> **GIVEN REQUEST**
Using the records provided below, locate and copy each line that contains the word "background".

> **PROVIDED DATA**
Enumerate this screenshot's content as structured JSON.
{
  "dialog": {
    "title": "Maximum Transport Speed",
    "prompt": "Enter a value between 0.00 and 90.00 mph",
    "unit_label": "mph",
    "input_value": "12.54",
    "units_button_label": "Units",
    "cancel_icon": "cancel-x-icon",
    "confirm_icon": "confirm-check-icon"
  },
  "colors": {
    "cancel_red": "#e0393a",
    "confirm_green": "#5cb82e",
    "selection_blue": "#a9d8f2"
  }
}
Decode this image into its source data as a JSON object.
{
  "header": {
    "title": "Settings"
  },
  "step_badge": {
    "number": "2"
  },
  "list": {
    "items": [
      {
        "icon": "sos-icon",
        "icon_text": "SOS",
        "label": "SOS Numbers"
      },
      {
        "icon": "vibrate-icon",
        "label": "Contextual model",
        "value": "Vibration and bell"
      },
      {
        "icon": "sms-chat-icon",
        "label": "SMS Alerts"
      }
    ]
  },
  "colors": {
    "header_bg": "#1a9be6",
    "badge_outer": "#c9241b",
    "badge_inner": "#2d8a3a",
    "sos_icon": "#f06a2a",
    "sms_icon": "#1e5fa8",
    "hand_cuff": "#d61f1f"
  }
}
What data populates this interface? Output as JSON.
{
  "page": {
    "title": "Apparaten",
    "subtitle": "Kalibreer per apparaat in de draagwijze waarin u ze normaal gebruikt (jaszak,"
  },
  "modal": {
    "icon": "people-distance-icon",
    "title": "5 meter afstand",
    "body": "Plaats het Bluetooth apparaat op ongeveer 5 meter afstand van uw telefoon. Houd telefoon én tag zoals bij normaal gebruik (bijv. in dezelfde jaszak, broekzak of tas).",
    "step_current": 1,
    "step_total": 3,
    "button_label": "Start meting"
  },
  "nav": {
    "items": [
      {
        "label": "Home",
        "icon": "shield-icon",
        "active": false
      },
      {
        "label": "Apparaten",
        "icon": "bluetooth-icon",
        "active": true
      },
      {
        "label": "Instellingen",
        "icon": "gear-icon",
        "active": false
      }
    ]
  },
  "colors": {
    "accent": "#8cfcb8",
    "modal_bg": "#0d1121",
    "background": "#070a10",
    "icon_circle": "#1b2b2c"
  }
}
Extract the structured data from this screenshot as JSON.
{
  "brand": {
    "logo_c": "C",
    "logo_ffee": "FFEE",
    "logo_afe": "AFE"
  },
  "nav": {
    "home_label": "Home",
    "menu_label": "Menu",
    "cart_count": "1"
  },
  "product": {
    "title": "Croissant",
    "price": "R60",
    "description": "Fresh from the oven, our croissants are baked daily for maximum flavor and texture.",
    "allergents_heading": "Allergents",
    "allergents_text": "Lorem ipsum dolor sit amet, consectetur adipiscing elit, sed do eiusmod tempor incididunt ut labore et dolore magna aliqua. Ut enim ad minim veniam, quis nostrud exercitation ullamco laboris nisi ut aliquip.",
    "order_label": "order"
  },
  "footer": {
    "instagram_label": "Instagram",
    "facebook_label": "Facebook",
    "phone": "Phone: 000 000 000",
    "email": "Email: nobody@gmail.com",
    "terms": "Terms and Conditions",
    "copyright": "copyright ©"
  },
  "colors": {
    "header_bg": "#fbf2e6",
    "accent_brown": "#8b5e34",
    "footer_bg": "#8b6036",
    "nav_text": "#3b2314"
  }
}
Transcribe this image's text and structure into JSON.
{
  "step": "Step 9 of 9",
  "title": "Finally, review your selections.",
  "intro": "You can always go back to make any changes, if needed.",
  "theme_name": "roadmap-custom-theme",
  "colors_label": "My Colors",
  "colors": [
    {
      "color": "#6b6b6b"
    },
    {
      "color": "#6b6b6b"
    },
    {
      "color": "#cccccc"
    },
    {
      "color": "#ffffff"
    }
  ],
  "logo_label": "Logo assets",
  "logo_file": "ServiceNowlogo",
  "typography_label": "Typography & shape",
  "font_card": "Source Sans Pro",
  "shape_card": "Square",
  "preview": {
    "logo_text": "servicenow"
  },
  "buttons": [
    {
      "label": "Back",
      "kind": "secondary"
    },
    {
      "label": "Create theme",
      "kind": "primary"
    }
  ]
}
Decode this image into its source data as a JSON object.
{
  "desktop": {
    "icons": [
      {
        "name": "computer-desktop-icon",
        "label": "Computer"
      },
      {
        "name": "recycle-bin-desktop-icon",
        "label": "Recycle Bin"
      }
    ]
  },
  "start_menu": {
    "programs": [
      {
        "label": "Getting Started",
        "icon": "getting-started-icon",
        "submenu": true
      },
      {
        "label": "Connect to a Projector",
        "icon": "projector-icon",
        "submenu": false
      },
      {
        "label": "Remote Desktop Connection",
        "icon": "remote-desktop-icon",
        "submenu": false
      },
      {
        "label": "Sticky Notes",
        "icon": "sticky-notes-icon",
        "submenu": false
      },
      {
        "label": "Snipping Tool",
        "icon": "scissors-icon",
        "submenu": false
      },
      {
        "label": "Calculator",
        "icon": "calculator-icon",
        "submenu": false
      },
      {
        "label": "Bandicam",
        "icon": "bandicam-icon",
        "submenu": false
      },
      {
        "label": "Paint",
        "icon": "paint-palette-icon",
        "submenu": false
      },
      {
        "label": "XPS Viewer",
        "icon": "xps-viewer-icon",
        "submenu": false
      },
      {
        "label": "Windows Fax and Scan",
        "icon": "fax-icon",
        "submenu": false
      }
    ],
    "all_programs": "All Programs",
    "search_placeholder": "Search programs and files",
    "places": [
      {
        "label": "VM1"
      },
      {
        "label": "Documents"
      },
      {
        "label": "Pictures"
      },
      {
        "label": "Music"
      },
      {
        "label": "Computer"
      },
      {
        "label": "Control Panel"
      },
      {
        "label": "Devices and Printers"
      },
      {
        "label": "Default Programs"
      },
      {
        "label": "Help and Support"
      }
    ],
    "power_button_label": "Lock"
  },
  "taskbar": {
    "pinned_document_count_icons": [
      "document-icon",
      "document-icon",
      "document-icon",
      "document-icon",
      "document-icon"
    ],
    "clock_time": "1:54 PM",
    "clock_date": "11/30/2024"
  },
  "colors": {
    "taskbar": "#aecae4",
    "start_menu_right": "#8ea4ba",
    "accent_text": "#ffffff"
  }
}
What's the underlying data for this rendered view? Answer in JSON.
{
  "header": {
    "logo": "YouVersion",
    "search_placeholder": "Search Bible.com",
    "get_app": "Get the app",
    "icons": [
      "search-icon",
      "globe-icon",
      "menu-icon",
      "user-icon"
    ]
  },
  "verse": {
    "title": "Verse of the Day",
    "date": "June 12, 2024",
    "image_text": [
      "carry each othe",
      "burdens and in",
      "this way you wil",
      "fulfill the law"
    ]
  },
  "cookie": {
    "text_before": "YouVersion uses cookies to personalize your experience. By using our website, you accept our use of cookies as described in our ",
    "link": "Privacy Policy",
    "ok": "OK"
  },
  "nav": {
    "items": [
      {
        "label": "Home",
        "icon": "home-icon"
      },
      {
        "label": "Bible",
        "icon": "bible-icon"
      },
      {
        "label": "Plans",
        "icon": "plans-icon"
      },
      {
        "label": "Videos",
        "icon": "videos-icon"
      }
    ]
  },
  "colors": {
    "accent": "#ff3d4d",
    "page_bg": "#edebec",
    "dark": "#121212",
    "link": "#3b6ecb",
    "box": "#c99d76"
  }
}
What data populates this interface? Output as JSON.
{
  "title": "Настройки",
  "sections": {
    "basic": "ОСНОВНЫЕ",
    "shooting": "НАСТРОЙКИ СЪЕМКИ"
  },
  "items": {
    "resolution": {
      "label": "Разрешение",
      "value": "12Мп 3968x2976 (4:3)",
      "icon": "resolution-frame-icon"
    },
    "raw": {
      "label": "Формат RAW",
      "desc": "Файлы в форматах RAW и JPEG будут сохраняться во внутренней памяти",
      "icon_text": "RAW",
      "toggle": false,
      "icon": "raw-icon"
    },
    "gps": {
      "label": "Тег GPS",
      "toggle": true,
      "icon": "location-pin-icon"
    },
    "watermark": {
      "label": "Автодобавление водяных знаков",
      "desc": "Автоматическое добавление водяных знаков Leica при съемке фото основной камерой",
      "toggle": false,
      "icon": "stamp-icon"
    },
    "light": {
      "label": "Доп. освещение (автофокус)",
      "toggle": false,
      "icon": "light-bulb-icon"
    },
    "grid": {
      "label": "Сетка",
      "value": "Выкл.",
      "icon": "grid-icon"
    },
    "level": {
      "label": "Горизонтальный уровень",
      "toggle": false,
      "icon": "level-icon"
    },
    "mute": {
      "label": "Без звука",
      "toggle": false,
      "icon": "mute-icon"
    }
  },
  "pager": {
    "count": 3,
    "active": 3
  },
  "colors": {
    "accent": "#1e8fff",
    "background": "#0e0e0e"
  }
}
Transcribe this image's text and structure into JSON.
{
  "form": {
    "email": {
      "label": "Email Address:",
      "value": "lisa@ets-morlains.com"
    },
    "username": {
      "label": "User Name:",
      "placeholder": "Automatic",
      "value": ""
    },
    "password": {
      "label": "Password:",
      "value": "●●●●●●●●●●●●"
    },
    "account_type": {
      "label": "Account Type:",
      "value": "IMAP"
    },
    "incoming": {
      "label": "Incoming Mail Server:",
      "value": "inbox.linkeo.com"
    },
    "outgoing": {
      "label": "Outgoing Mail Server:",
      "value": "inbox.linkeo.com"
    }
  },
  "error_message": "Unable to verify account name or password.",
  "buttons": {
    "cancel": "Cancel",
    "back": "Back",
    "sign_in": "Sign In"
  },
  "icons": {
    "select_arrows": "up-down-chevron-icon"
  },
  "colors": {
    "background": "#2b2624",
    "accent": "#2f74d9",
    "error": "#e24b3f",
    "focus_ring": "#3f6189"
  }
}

> **THE OUTPUT**
    "background": "#070a10",
    "background": "#0e0e0e"
    "background": "#2b2624",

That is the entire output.